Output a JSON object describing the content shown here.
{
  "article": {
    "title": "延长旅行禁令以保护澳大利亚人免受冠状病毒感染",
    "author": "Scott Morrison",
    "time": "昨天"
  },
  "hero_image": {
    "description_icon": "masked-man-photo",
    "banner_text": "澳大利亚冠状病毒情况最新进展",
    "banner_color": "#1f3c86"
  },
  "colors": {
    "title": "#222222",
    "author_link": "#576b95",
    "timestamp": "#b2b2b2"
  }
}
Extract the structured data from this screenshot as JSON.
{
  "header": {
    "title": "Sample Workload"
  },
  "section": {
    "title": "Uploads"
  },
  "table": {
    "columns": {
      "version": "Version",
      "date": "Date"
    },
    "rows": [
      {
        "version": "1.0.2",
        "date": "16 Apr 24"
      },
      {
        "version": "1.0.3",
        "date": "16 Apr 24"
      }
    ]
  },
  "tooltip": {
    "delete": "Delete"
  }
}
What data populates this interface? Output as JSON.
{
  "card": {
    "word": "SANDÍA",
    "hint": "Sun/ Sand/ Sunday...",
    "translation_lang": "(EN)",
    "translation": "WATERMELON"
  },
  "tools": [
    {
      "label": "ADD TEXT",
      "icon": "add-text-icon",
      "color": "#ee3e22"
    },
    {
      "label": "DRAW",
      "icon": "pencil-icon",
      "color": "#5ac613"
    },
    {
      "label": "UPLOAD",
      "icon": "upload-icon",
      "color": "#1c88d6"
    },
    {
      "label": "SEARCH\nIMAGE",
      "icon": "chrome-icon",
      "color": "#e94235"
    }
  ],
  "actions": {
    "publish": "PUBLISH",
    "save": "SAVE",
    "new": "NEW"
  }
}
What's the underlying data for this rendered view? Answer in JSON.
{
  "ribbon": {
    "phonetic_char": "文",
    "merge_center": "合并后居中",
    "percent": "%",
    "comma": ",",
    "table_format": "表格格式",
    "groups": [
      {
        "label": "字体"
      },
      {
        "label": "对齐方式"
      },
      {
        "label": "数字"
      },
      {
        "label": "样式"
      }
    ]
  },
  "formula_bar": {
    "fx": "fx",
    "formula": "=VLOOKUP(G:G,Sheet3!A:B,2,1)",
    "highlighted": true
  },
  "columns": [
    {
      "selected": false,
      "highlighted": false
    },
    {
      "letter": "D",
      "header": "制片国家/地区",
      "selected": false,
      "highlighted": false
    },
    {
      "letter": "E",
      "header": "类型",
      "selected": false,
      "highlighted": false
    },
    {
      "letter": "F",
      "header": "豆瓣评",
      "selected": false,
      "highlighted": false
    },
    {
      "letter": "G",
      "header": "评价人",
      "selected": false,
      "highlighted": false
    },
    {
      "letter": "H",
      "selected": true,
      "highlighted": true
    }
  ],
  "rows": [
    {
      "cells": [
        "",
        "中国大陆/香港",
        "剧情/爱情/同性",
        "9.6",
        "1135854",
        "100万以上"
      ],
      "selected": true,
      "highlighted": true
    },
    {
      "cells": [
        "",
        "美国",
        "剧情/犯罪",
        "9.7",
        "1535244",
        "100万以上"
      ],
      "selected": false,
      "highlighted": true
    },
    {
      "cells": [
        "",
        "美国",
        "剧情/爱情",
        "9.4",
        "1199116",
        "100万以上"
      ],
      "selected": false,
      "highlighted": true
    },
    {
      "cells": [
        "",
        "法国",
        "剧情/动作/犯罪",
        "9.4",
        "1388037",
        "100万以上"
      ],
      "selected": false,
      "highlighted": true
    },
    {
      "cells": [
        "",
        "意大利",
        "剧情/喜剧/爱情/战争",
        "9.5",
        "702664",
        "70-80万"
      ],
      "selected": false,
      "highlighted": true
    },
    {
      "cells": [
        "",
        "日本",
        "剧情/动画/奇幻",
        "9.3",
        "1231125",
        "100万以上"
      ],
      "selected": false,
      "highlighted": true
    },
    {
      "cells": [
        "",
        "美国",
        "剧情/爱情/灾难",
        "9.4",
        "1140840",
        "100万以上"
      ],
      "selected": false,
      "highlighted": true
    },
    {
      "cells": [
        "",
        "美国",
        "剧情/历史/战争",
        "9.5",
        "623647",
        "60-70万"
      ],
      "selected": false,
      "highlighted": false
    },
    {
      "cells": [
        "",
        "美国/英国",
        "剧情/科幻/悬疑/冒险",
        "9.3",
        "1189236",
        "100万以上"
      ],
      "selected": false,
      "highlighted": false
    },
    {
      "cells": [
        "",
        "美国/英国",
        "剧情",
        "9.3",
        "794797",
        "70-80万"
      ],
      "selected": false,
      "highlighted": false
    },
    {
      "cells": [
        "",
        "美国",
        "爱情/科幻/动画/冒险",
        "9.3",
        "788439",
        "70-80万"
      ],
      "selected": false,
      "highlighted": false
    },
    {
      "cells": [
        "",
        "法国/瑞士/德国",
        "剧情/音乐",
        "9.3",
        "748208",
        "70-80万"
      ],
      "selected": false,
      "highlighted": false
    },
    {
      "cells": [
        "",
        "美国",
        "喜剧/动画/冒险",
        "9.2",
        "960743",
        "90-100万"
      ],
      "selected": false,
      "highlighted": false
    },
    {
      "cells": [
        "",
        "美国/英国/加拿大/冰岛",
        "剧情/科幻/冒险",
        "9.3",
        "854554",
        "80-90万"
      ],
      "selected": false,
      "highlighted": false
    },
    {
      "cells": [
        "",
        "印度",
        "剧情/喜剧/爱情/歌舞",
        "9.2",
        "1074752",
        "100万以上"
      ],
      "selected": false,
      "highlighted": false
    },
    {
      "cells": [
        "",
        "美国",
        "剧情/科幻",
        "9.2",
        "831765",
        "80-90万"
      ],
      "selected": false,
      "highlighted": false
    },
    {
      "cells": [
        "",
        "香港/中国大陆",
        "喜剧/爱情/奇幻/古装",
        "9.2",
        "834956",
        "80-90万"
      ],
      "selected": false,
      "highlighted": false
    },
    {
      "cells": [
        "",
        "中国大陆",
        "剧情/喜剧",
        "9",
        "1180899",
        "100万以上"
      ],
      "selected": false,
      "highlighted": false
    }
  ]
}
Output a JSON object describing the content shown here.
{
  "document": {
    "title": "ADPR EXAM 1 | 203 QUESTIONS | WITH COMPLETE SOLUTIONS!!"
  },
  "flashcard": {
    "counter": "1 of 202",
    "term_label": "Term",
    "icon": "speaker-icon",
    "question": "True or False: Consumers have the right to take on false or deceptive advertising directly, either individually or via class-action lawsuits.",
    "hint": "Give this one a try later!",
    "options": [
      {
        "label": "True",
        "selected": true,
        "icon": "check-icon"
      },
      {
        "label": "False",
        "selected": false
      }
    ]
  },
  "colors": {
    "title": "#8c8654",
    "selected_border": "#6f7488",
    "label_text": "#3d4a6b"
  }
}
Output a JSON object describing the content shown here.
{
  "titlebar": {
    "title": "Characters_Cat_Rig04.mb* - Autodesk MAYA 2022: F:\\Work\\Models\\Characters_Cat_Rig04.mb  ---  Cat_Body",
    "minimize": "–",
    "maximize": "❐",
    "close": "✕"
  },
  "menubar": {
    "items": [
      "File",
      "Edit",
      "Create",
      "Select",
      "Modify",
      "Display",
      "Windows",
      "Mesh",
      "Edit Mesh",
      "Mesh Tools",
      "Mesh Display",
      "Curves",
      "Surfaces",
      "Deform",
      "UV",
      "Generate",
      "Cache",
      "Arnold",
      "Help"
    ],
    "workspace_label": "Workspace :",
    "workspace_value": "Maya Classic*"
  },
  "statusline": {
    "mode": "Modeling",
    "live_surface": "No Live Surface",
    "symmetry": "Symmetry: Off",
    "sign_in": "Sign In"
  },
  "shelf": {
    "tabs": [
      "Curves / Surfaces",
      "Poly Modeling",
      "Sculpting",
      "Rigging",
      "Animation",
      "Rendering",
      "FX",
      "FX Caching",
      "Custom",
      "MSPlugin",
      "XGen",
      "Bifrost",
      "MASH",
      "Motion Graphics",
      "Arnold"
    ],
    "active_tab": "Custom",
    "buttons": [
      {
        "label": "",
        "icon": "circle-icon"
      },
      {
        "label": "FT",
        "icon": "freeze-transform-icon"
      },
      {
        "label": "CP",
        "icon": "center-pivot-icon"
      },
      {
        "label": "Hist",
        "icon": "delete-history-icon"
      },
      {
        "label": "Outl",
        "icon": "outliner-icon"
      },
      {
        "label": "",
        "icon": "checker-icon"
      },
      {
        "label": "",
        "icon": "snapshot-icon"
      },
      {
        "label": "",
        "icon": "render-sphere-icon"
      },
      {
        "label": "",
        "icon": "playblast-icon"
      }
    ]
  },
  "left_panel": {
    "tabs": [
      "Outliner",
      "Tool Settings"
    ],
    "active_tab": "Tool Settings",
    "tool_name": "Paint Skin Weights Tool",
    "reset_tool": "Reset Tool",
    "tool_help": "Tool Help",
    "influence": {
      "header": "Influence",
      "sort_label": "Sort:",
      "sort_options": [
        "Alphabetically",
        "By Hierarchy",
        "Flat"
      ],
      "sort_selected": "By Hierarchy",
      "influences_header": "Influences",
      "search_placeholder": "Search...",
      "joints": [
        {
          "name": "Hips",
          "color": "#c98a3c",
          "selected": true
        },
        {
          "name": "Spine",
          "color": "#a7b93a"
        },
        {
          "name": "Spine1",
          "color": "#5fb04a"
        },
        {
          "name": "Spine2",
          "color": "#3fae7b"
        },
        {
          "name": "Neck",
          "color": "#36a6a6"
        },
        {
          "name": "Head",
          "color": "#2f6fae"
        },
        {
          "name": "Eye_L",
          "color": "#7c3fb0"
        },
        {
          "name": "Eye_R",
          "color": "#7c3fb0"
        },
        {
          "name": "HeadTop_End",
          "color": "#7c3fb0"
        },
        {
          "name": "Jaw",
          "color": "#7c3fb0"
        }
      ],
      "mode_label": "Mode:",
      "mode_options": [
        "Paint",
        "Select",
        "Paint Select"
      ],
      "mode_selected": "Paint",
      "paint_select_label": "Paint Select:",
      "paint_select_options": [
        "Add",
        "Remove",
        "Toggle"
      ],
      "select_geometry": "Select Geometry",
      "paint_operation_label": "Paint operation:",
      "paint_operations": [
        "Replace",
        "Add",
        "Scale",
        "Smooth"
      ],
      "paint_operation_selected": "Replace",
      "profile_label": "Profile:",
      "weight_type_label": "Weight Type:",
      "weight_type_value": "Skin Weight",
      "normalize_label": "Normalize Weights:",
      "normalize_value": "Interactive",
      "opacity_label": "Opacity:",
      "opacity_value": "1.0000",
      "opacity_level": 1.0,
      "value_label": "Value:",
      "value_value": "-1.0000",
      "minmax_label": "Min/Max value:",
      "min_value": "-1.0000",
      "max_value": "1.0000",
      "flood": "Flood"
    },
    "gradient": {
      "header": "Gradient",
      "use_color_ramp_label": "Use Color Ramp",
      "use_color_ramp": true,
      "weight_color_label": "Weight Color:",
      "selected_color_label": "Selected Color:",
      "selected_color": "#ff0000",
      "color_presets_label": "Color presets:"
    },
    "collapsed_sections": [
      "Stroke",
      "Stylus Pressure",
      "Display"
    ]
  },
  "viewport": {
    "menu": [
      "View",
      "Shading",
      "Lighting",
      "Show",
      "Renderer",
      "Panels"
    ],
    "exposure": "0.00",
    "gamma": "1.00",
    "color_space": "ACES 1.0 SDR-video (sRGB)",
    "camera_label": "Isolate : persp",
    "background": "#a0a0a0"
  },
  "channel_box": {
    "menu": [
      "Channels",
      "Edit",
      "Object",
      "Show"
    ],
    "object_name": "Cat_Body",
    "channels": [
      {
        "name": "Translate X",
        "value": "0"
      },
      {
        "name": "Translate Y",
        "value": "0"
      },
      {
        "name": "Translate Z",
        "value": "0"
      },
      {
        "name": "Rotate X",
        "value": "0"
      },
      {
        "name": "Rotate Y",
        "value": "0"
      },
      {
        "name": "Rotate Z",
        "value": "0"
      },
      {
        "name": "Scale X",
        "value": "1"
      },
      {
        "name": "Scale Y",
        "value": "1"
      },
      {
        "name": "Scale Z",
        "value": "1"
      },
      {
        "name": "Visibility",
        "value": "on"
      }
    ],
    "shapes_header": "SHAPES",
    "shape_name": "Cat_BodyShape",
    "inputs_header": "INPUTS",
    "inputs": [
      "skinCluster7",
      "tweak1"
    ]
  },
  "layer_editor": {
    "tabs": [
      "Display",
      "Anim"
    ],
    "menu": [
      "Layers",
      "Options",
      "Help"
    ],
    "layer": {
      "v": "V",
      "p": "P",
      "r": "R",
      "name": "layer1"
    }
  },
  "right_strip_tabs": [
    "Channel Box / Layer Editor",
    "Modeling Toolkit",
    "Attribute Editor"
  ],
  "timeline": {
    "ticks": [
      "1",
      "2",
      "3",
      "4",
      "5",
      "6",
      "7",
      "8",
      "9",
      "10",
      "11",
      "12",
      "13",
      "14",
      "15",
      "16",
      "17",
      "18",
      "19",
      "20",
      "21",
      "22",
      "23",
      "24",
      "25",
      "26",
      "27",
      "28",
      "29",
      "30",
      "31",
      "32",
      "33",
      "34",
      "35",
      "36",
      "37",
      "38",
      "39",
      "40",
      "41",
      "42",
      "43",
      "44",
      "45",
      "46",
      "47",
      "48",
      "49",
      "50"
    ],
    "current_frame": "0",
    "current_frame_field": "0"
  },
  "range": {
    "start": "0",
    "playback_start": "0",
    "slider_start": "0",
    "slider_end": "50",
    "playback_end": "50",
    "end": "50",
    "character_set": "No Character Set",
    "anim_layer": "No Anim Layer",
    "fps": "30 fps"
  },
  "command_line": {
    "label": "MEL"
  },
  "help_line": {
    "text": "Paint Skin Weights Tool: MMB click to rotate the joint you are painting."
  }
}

········

- Work to complete
Of the lines in this material, state how many hold the string "delete". Write no other words.

- Written answer
2